A run of records:
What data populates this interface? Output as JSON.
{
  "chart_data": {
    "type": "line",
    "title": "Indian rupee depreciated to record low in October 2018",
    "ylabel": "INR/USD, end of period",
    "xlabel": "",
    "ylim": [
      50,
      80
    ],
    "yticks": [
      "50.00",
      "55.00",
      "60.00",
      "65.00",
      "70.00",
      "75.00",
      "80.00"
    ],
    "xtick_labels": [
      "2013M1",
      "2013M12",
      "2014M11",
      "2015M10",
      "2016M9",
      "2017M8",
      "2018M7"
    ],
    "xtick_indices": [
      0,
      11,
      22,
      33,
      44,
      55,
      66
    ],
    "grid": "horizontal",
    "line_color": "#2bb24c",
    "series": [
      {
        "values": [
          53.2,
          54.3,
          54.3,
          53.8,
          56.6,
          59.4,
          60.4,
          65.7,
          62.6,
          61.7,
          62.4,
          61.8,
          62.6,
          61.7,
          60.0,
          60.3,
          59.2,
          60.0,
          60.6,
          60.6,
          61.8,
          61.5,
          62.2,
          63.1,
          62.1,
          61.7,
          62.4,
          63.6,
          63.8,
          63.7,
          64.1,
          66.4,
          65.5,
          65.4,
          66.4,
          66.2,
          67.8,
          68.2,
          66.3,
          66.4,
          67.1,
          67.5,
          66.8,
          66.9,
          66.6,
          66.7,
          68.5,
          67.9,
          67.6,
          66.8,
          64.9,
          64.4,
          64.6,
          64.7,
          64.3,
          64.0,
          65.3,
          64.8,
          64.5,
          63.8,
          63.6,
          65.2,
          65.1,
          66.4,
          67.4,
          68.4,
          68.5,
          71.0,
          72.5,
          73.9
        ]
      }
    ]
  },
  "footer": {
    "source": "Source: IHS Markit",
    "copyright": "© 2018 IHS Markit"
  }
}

- [Instruction]: Show each line in the entries that holds the string "Markit".

- [Completed exercise]:
    "source": "Source: IHS Markit",
    "copyright": "© 2018 IHS Markit"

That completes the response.